OBJECTIVE 1: List the headings that open each paragraph of the expense discussion below.
OBJECTIVE 2: Echo everything in the expense discussion below from "Severance and Other Taxes." down to "borrowings during 2015.".

EXTRACT PROVIDED:

General and Administrative Expenses, Net. These expenses increased $3.0 million or 8%, compared to the level of such expenses for the year ended December 31, 2014, due to higher legal and professional fees and lower capitalized costs, partially offset by lower salaries and burdens, lower temporary labor and lower stock compensation . For the years ended December 31, 2015 and 2014, our capitalized general and administrative costs totaled $12.7 million and $26.3 million, respectively. Our net general and administrative expenses per Boe produced were $3.63 and $3.20 for the years ended December 31, 2015 and 2014, respectively. The supervision fees recorded as a reduction to general and administrative expenses were $9.2 million and $12.7 million for the years ended December 31, 2015 and 2014, respectively.

Severance and Other Taxes. These expenses decreased $19.9 million, or 54%, from the year ended December 31, 2014. Severance and other taxes, as a percentage of oil and gas sales, were approximately 6.9% and 6.8% for the years ended December 31, 2015 and 2014, respectively.
 
Interest. Our gross interest cost for the year ended December 31, 2015 was $80.8 million, of which $4.9 million was capitalized. Our gross interest cost for the year ended December 31, 2014 was $78.2 million, of which $5.0 million was capitalized. The increase in interest came from increased credit facility borrowings during 2015.

Write-down of oil and gas properties. Due to the effects of pricing, timing of projects, changes in our reserves product mix, and our bankruptcy filing as discussed in Note 1A, in 2015 we reported non-cash write-downs on a before-tax basis of $1.6 billion ($1.5 billion after tax). In 2014 we reported non-cash write-downs on a before-tax basis of $445.4 million ($287.3 million after tax), for our oil and natural gas properties.

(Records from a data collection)
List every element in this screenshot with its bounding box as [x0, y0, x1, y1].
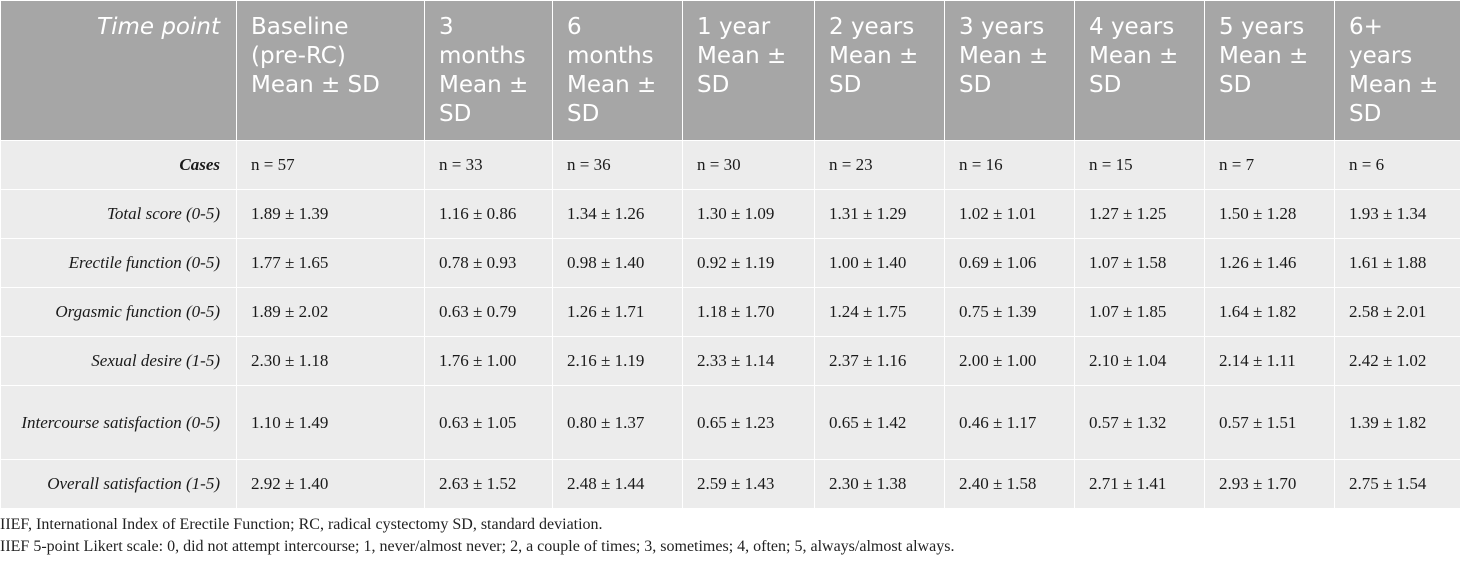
- table-cell: 0.75 ± 1.39: [944, 287, 1075, 337]
- table-cell: 1.64 ± 1.82: [1204, 287, 1335, 337]
- table-cell: 0.65 ± 1.42: [814, 385, 945, 460]
- table-cell: 1.07 ± 1.85: [1074, 287, 1205, 337]
- row-label: Intercourse satisfaction (0-5): [0, 385, 237, 460]
- table-cell: n = 30: [682, 140, 815, 190]
- header-2-years: 2 years Mean ± SD: [814, 0, 945, 141]
- table-cell: 1.27 ± 1.25: [1074, 189, 1205, 239]
- header-3-years: 3 years Mean ± SD: [944, 0, 1075, 141]
- table-row: Sexual desire (1-5) 2.30 ± 1.18 1.76 ± 1.0…: [0, 336, 1460, 386]
- table-row: Total score (0-5) 1.89 ± 1.39 1.16 ± 0.86 1…: [0, 189, 1460, 239]
- table-cell: n = 33: [424, 140, 553, 190]
- table-cell: 2.16 ± 1.19: [552, 336, 683, 386]
- table-cell: 2.63 ± 1.52: [424, 459, 553, 509]
- table-footnotes: IIEF, International Index of Erectile Fu…: [0, 514, 1460, 558]
- table-body: Cases n = 57 n = 33 n = 36 n = 30 n = 23 n = 1…: [0, 140, 1460, 509]
- table-cell: 0.63 ± 1.05: [424, 385, 553, 460]
- table-cell: 1.89 ± 1.39: [236, 189, 425, 239]
- table-cell: 2.37 ± 1.16: [814, 336, 945, 386]
- table-cell: 0.78 ± 0.93: [424, 238, 553, 288]
- header-4-years: 4 years Mean ± SD: [1074, 0, 1205, 141]
- table-cell: 2.30 ± 1.38: [814, 459, 945, 509]
- table-cell: 1.10 ± 1.49: [236, 385, 425, 460]
- table-cell: n = 57: [236, 140, 425, 190]
- header-6-months: 6 months Mean ± SD: [552, 0, 683, 141]
- row-label: Erectile function (0-5): [0, 238, 237, 288]
- table-cell: 1.00 ± 1.40: [814, 238, 945, 288]
- footnote-abbreviations: IIEF, International Index of Erectile Fu…: [0, 516, 603, 533]
- table-cell: 1.18 ± 1.70: [682, 287, 815, 337]
- iief-results-table: Time point Baseline (pre-RC) Mean ± SD 3…: [0, 0, 1460, 509]
- table-cell: 0.98 ± 1.40: [552, 238, 683, 288]
- table-cell: 2.10 ± 1.04: [1074, 336, 1205, 386]
- table-cell: 2.92 ± 1.40: [236, 459, 425, 509]
- table-cell: 1.39 ± 1.82: [1334, 385, 1460, 460]
- table-cell: 0.69 ± 1.06: [944, 238, 1075, 288]
- table-cell: 0.46 ± 1.17: [944, 385, 1075, 460]
- table-cell: 1.31 ± 1.29: [814, 189, 945, 239]
- table-cell: 2.14 ± 1.11: [1204, 336, 1335, 386]
- table-cell: 1.89 ± 2.02: [236, 287, 425, 337]
- table-cell: 2.58 ± 2.01: [1334, 287, 1460, 337]
- table-cell: 2.93 ± 1.70: [1204, 459, 1335, 509]
- table-row: Orgasmic function (0-5) 1.89 ± 2.02 0.63 ±…: [0, 287, 1460, 337]
- table-cell: 2.75 ± 1.54: [1334, 459, 1460, 509]
- table-cell: 0.80 ± 1.37: [552, 385, 683, 460]
- table-cell: n = 16: [944, 140, 1075, 190]
- table-cell: 1.93 ± 1.34: [1334, 189, 1460, 239]
- table-cell: 1.07 ± 1.58: [1074, 238, 1205, 288]
- header-1-year: 1 year Mean ± SD: [682, 0, 815, 141]
- table-cell: 2.40 ± 1.58: [944, 459, 1075, 509]
- row-label: Total score (0-5): [0, 189, 237, 239]
- table-cell: 1.16 ± 0.86: [424, 189, 553, 239]
- table-cell: 2.59 ± 1.43: [682, 459, 815, 509]
- row-label: Cases: [0, 140, 237, 190]
- table-cell: 1.50 ± 1.28: [1204, 189, 1335, 239]
- header-3-months: 3 months Mean ± SD: [424, 0, 553, 141]
- table-cell: 1.30 ± 1.09: [682, 189, 815, 239]
- table-cell: 1.26 ± 1.71: [552, 287, 683, 337]
- table-cell: n = 15: [1074, 140, 1205, 190]
- table-row: Cases n = 57 n = 33 n = 36 n = 30 n = 23 n = 1…: [0, 140, 1460, 190]
- table-row: Erectile function (0-5) 1.77 ± 1.65 0.78 ±…: [0, 238, 1460, 288]
- table-cell: 1.76 ± 1.00: [424, 336, 553, 386]
- table-cell: 2.42 ± 1.02: [1334, 336, 1460, 386]
- table-cell: 0.57 ± 1.32: [1074, 385, 1205, 460]
- header-time-point: Time point: [0, 0, 237, 141]
- table-cell: 1.02 ± 1.01: [944, 189, 1075, 239]
- header-row: Time point Baseline (pre-RC) Mean ± SD 3…: [0, 0, 1460, 141]
- table-cell: 1.61 ± 1.88: [1334, 238, 1460, 288]
- table-cell: 0.63 ± 0.79: [424, 287, 553, 337]
- table-cell: 0.57 ± 1.51: [1204, 385, 1335, 460]
- table-cell: 0.92 ± 1.19: [682, 238, 815, 288]
- header-6-plus-years: 6+ years Mean ± SD: [1334, 0, 1460, 141]
- table-cell: n = 36: [552, 140, 683, 190]
- table-cell: 2.48 ± 1.44: [552, 459, 683, 509]
- table-cell: 1.26 ± 1.46: [1204, 238, 1335, 288]
- table-row: Intercourse satisfaction (0-5) 1.10 ± 1.4…: [0, 385, 1460, 460]
- table-cell: n = 23: [814, 140, 945, 190]
- footnote-likert-scale: IIEF 5-point Likert scale: 0, did not at…: [0, 538, 955, 555]
- table-cell: 2.00 ± 1.00: [944, 336, 1075, 386]
- table-cell: 1.77 ± 1.65: [236, 238, 425, 288]
- table-cell: 2.33 ± 1.14: [682, 336, 815, 386]
- table-cell: 2.30 ± 1.18: [236, 336, 425, 386]
- table-cell: 2.71 ± 1.41: [1074, 459, 1205, 509]
- header-5-years: 5 years Mean ± SD: [1204, 0, 1335, 141]
- table-row: Overall satisfaction (1-5) 2.92 ± 1.40 2.6…: [0, 459, 1460, 509]
- row-label: Orgasmic function (0-5): [0, 287, 237, 337]
- table-cell: 1.34 ± 1.26: [552, 189, 683, 239]
- table-header: Time point Baseline (pre-RC) Mean ± SD 3…: [0, 0, 1460, 141]
- row-label: Overall satisfaction (1-5): [0, 459, 237, 509]
- table-cell: 1.24 ± 1.75: [814, 287, 945, 337]
- table-cell: n = 7: [1204, 140, 1335, 190]
- row-label: Sexual desire (1-5): [0, 336, 237, 386]
- table-cell: n = 6: [1334, 140, 1460, 190]
- table-cell: 0.65 ± 1.23: [682, 385, 815, 460]
- header-baseline: Baseline (pre-RC) Mean ± SD: [236, 0, 425, 141]
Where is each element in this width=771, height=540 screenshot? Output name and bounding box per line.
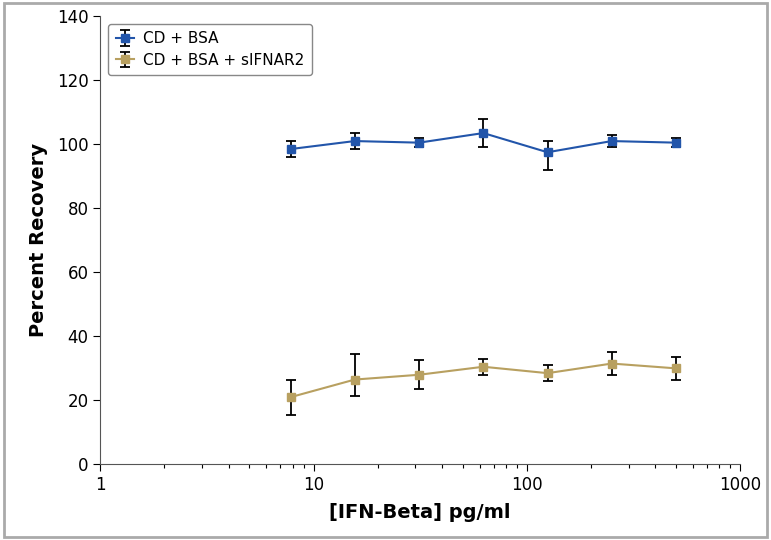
Y-axis label: Percent Recovery: Percent Recovery [29,143,49,338]
X-axis label: [IFN-Beta] pg/ml: [IFN-Beta] pg/ml [329,503,511,522]
Legend: CD + BSA, CD + BSA + sIFNAR2: CD + BSA, CD + BSA + sIFNAR2 [108,24,312,75]
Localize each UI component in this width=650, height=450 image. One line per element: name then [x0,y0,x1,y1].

EXERCISE RESULT 1:
General and Administrative Expenses, Net
Severance and Other Taxes
Interest
Write-down of oil and gas properties

EXERCISE RESULT 2:
Severance and Other Taxes. These expenses decreased $19.9 million, or 54%, from the year ended December 31, 2014. Severance and other taxes, as a percentage of oil and gas sales, were approximately 6.9% and 6.8% for the years ended December 31, 2015 and 2014, respectively.
 
Interest. Our gross interest cost for the year ended December 31, 2015 was $80.8 million, of which $4.9 million was capitalized. Our gross interest cost for the year ended December 31, 2014 was $78.2 million, of which $5.0 million was capitalized. The increase in interest came from increased credit facility borrowings during 2015.